▼
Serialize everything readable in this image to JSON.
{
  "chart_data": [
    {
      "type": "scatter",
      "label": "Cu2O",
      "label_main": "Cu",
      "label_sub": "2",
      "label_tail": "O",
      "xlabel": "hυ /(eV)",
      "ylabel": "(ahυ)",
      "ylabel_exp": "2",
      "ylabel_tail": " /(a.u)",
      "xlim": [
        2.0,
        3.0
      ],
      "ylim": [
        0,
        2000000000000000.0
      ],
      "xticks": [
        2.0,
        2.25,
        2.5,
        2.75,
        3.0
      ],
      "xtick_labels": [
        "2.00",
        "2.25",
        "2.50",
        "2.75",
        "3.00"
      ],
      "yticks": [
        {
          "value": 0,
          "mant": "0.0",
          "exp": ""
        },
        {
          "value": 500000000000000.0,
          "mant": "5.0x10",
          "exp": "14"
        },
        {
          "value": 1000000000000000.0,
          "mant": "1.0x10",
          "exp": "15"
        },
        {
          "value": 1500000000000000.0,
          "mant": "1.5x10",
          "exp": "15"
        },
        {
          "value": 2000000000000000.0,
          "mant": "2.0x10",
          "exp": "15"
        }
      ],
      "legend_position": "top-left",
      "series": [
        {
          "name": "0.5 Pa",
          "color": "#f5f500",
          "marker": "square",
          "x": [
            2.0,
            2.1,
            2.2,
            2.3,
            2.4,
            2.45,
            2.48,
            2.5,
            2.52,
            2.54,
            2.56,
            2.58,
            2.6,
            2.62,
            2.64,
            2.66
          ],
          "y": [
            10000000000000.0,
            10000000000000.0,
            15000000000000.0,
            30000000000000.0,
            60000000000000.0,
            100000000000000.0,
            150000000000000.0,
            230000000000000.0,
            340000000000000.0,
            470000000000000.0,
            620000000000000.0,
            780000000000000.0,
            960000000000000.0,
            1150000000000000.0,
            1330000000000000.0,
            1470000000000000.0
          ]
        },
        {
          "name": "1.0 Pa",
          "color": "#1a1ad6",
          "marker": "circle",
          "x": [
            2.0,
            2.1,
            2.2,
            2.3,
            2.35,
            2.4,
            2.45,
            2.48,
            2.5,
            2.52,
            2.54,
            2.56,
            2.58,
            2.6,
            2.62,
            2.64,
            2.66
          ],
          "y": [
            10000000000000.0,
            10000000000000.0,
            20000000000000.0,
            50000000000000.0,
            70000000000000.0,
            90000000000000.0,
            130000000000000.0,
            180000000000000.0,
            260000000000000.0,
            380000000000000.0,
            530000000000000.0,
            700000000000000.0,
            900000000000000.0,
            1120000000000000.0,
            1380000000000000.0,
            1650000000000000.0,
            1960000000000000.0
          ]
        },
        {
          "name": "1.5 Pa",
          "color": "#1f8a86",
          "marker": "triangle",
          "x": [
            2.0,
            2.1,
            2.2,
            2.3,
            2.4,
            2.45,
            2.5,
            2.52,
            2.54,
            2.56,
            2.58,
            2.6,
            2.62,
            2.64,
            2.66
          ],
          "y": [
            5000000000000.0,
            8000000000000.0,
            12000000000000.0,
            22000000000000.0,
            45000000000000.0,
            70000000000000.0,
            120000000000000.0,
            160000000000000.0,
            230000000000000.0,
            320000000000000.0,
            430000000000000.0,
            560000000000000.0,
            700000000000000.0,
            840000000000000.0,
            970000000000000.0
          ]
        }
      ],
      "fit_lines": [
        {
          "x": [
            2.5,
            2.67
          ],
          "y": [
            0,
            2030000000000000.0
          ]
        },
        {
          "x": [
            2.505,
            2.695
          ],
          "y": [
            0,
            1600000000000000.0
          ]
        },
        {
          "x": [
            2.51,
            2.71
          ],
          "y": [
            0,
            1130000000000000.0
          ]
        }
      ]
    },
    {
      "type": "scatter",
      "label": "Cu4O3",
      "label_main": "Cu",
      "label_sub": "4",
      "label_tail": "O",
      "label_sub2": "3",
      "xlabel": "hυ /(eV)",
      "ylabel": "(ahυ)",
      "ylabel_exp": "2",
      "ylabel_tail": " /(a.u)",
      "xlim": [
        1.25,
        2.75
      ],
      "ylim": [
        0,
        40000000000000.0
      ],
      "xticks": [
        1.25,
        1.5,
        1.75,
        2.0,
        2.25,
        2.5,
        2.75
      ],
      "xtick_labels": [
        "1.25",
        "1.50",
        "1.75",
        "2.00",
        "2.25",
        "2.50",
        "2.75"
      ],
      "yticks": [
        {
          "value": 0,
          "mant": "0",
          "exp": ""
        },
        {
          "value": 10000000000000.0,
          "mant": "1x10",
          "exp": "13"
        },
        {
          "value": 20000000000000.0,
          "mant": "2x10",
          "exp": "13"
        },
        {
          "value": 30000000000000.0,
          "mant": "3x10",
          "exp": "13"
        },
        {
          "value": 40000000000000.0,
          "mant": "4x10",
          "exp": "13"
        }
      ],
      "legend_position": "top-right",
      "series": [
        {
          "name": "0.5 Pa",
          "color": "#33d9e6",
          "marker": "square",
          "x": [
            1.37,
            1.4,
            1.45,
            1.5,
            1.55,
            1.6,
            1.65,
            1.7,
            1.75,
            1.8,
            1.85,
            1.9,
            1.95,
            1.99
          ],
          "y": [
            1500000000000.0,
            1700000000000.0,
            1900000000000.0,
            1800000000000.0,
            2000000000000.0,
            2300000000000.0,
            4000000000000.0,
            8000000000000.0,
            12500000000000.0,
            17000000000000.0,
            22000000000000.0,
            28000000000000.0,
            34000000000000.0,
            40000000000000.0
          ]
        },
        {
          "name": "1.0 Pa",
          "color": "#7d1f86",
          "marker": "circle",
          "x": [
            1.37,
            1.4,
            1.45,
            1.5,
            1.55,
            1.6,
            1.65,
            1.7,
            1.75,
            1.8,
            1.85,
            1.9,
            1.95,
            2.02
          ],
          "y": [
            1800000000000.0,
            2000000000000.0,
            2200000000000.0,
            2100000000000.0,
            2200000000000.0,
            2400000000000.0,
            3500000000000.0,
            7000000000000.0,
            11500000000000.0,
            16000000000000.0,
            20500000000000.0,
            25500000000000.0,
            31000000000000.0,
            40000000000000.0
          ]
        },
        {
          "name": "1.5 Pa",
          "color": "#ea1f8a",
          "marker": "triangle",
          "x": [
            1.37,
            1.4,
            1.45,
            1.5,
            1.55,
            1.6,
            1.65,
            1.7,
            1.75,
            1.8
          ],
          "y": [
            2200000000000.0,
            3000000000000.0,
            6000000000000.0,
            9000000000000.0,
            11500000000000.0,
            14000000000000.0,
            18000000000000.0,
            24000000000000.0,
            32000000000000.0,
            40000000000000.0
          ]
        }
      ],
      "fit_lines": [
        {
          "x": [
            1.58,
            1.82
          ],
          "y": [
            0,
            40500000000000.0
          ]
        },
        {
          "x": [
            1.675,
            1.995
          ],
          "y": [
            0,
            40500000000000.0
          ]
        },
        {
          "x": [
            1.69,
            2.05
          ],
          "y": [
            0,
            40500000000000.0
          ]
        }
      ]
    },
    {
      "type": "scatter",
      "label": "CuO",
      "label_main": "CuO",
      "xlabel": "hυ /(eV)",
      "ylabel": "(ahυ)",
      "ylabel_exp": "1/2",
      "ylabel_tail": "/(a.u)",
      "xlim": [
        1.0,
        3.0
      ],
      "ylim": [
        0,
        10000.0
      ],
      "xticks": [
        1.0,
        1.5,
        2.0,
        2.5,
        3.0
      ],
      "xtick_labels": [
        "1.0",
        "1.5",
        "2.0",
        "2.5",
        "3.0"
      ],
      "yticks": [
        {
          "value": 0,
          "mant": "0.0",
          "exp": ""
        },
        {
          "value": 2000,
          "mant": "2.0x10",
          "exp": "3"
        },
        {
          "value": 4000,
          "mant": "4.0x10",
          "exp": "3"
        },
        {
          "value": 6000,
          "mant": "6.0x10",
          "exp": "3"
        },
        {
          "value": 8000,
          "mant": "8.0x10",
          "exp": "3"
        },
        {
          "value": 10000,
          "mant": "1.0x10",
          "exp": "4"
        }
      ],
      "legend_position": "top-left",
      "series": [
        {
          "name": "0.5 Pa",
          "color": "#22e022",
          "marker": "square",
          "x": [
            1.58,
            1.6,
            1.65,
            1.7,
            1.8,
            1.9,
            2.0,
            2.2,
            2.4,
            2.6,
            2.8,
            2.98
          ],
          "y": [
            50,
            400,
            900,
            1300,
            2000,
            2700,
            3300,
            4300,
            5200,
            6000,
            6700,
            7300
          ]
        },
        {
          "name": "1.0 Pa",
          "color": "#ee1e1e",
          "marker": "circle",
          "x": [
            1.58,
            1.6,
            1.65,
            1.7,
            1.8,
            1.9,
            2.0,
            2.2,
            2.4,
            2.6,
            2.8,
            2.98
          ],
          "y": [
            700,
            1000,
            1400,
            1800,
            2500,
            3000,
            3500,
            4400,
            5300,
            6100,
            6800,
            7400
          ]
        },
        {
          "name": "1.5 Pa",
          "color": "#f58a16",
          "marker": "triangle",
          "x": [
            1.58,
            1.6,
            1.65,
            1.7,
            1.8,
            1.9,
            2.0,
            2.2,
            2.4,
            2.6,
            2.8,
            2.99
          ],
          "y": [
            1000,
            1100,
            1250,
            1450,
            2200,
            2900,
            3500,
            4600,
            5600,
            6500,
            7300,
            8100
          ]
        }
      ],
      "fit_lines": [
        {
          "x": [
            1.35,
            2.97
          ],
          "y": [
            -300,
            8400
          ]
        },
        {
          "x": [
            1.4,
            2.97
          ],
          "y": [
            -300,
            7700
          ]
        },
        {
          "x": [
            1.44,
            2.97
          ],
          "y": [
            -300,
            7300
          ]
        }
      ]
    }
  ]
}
▲
*Task goal*.
Count how many lines of the listing above include "color" and report that number alone.

*Solution for this problem*.
9